• [Problem details] Go through the entries below and write each one out exactly.

• [Dataset excerpts]

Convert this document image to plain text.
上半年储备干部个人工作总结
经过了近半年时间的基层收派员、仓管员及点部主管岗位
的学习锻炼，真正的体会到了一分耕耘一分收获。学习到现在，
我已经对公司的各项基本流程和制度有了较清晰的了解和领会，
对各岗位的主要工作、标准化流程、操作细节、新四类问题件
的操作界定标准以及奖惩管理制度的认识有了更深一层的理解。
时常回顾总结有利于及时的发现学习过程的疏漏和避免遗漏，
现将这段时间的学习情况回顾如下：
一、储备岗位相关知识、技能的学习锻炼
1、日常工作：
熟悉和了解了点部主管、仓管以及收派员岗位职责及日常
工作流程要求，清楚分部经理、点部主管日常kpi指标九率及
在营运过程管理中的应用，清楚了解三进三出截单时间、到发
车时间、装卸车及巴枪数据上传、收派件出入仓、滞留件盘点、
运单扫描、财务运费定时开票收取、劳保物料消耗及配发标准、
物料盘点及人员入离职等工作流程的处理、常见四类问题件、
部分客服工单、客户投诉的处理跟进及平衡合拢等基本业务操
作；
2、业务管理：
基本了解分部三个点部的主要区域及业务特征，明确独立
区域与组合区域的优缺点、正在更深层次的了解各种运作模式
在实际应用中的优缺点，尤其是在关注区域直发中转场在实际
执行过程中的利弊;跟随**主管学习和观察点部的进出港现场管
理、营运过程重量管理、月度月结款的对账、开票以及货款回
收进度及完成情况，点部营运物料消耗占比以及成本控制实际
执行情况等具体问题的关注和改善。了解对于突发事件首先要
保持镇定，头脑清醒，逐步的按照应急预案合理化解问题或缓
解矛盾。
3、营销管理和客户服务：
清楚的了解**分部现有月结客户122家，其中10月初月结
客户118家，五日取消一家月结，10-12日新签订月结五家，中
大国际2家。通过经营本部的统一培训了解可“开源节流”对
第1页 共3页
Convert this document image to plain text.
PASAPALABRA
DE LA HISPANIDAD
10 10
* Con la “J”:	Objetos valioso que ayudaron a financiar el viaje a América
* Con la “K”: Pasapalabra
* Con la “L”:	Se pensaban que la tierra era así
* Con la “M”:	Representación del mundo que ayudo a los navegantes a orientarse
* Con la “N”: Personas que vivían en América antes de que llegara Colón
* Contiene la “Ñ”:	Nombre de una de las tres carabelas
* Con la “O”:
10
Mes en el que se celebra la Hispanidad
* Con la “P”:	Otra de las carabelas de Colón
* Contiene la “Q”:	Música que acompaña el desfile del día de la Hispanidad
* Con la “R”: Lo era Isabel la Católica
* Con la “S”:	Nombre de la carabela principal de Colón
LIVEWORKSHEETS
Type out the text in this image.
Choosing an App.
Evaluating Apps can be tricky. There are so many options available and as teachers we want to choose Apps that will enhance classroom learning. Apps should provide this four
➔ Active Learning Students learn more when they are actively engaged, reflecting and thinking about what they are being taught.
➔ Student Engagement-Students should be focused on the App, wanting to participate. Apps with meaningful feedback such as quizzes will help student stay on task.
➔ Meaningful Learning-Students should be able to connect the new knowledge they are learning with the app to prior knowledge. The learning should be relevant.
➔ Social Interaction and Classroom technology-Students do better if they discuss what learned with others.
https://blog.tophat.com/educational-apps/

• [Complete output]
Convert this document image to plain text.
上半年储备干部个人工作总结
经过了近半年时间的基层收派员、仓管员及点部主管岗位
的学习锻炼，真正的体会到了一分耕耘一分收获。学习到现在，
我已经对公司的各项基本流程和制度有了较清晰的了解和领会，
对各岗位的主要工作、标准化流程、操作细节、新四类问题件
的操作界定标准以及奖惩管理制度的认识有了更深一层的理解。
时常回顾总结有利于及时的发现学习过程的疏漏和避免遗漏，
现将这段时间的学习情况回顾如下：
一、储备岗位相关知识、技能的学习锻炼
1、日常工作：
熟悉和了解了点部主管、仓管以及收派员岗位职责及日常
工作流程要求，清楚分部经理、点部主管日常kpi指标九率及
在营运过程管理中的应用，清楚了解三进三出截单时间、到发
车时间、装卸车及巴枪数据上传、收派件出入仓、滞留件盘点、
运单扫描、财务运费定时开票收取、劳保物料消耗及配发标准、
物料盘点及人员入离职等工作流程的处理、常见四类问题件、
部分客服工单、客户投诉的处理跟进及平衡合拢等基本业务操
作；
2、业务管理：
基本了解分部三个点部的主要区域及业务特征，明确独立
区域与组合区域的优缺点、正在更深层次的了解各种运作模式
在实际应用中的优缺点，尤其是在关注区域直发中转场在实际
执行过程中的利弊;跟随**主管学习和观察点部的进出港现场管
理、营运过程重量管理、月度月结款的对账、开票以及货款回
收进度及完成情况，点部营运物料消耗占比以及成本控制实际
执行情况等具体问题的关注和改善。了解对于突发事件首先要
保持镇定，头脑清醒，逐步的按照应急预案合理化解问题或缓
解矛盾。
3、营销管理和客户服务：
清楚的了解**分部现有月结客户122家，其中10月初月结
客户118家，五日取消一家月结，10-12日新签订月结五家，中
大国际2家。通过经营本部的统一培训了解可“开源节流”对
第1页 共3页
Convert this document image to plain text.
PASAPALABRA
DE LA HISPANIDAD
10 10
* Con la “J”:	Objetos valioso que ayudaron a financiar el viaje a América
* Con la “K”: Pasapalabra
* Con la “L”:	Se pensaban que la tierra era así
* Con la “M”:	Representación del mundo que ayudo a los navegantes a orientarse
* Con la “N”: Personas que vivían en América antes de que llegara Colón
* Contiene la “Ñ”:	Nombre de una de las tres carabelas
* Con la “O”:
10
Mes en el que se celebra la Hispanidad
* Con la “P”:	Otra de las carabelas de Colón
* Contiene la “Q”:	Música que acompaña el desfile del día de la Hispanidad
* Con la “R”: Lo era Isabel la Católica
* Con la “S”:	Nombre de la carabela principal de Colón
LIVEWORKSHEETS
Type out the text in this image.
Choosing an App.
Evaluating Apps can be tricky. There are so many options available and as teachers we want to choose Apps that will enhance classroom learning. Apps should provide this four
➔ Active Learning Students learn more when they are actively engaged, reflecting and thinking about what they are being taught.
➔ Student Engagement-Students should be focused on the App, wanting to participate. Apps with meaningful feedback such as quizzes will help student stay on task.
➔ Meaningful Learning-Students should be able to connect the new knowledge they are learning with the app to prior knowledge. The learning should be relevant.
➔ Social Interaction and Classroom technology-Students do better if they discuss what learned with others.
https://blog.tophat.com/educational-apps/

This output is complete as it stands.